## Problem details
Gather all lines in the records below that include the word "amplitude".

## The data

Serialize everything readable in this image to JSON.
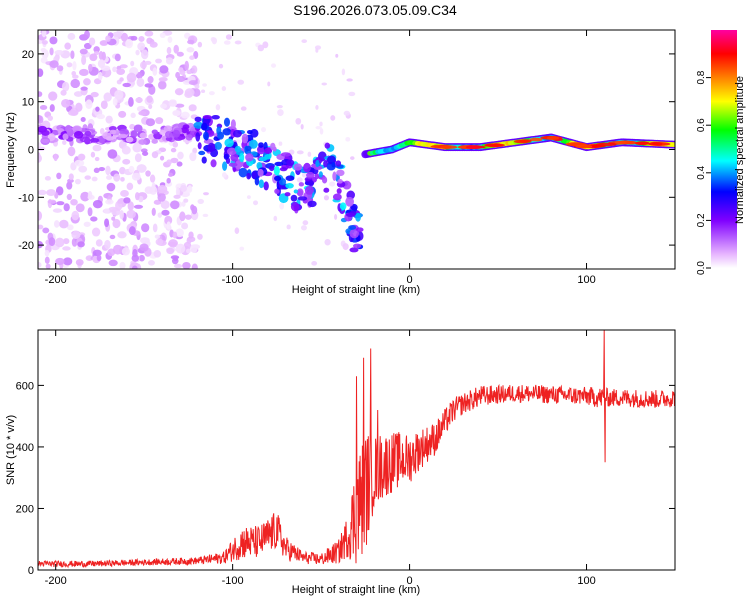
{
  "header": {
    "title": "S196.2026.073.05.09.C34"
  },
  "chart_data": [
    {
      "type": "heatmap",
      "title": "S196.2026.073.05.09.C34",
      "xlabel": "Height of straight line (km)",
      "ylabel": "Frequency (Hz)",
      "xlim": [
        -210,
        150
      ],
      "ylim": [
        -25,
        25
      ],
      "x_ticks": [
        -200,
        -100,
        0,
        100
      ],
      "x_tick_labels": [
        "-200",
        "-100",
        "0",
        "100"
      ],
      "y_ticks": [
        -20,
        -10,
        0,
        10,
        20
      ],
      "y_tick_labels": [
        "-20",
        "-10",
        "0",
        "10",
        "20"
      ],
      "grid": false,
      "colorbar": {
        "label": "Normalized spectral amplitude",
        "range": [
          0.0,
          1.0
        ],
        "ticks": [
          0.0,
          0.2,
          0.4,
          0.6,
          0.8
        ],
        "tick_labels": [
          "0.0",
          "0.2",
          "0.4",
          "0.6",
          "0.8"
        ],
        "colormap": [
          "#ffffff",
          "#e6b3ff",
          "#8000ff",
          "#0000ff",
          "#00ffff",
          "#00ff00",
          "#ffff00",
          "#ff8000",
          "#ff0000",
          "#ff00a0"
        ]
      },
      "description_series": [
        {
          "name": "scattered noise",
          "x_range": [
            -210,
            -120
          ],
          "y_range": [
            -25,
            25
          ],
          "amplitude": 0.05
        },
        {
          "name": "band before",
          "x": [
            -210,
            -150,
            -120
          ],
          "y": [
            3,
            3,
            4
          ],
          "amplitude": 0.1
        },
        {
          "name": "falling trail",
          "x": [
            -120,
            -100,
            -80,
            -60,
            -45,
            -35,
            -30
          ],
          "y": [
            3,
            1,
            -3,
            -9,
            -3,
            -12,
            -18
          ],
          "amplitude": 0.2
        },
        {
          "name": "steady tone",
          "x": [
            -25,
            -10,
            0,
            20,
            40,
            60,
            80,
            100,
            120,
            150
          ],
          "y": [
            -1,
            0,
            1.5,
            0.5,
            0.5,
            1.5,
            2.5,
            0.5,
            1.5,
            1
          ],
          "amplitude": 0.9
        }
      ]
    },
    {
      "type": "line",
      "title": "",
      "xlabel": "Height of straight line (km)",
      "ylabel": "SNR (10 * v/v)",
      "xlim": [
        -210,
        150
      ],
      "ylim": [
        0,
        780
      ],
      "x_ticks": [
        -200,
        -100,
        0,
        100
      ],
      "x_tick_labels": [
        "-200",
        "-100",
        "0",
        "100"
      ],
      "y_ticks": [
        0,
        200,
        400,
        600
      ],
      "y_tick_labels": [
        "0",
        "200",
        "400",
        "600"
      ],
      "grid": false,
      "series": [
        {
          "name": "SNR",
          "color": "#ee2222",
          "x": [
            -210,
            -180,
            -150,
            -120,
            -105,
            -95,
            -85,
            -75,
            -70,
            -60,
            -50,
            -40,
            -35,
            -30,
            -25,
            -20,
            -15,
            -10,
            -5,
            0,
            5,
            10,
            15,
            20,
            25,
            30,
            40,
            50,
            60,
            80,
            100,
            108,
            110,
            112,
            120,
            140,
            150
          ],
          "y": [
            20,
            20,
            25,
            30,
            40,
            90,
            90,
            130,
            70,
            40,
            35,
            60,
            110,
            190,
            260,
            320,
            340,
            350,
            360,
            360,
            390,
            410,
            430,
            480,
            520,
            540,
            565,
            570,
            575,
            570,
            565,
            560,
            560,
            560,
            560,
            555,
            560
          ],
          "amplitude": [
            10,
            10,
            10,
            12,
            20,
            55,
            55,
            65,
            40,
            20,
            20,
            40,
            70,
            180,
            200,
            120,
            110,
            100,
            90,
            80,
            70,
            60,
            55,
            45,
            40,
            35,
            35,
            30,
            30,
            30,
            30,
            35,
            35,
            30,
            30,
            30,
            30
          ],
          "spikes": [
            {
              "x": -30,
              "y": 630
            },
            {
              "x": -26,
              "y": 690
            },
            {
              "x": -22,
              "y": 720
            },
            {
              "x": -18,
              "y": 520
            },
            {
              "x": 110,
              "y": 780
            },
            {
              "x": 110.5,
              "y": 350
            }
          ]
        }
      ]
    }
  ]
}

## Finished exercise
        "label": "Normalized spectral amplitude",
          "amplitude": 0.05
          "amplitude": 0.1
          "amplitude": 0.2
          "amplitude": 0.9
          "amplitude": [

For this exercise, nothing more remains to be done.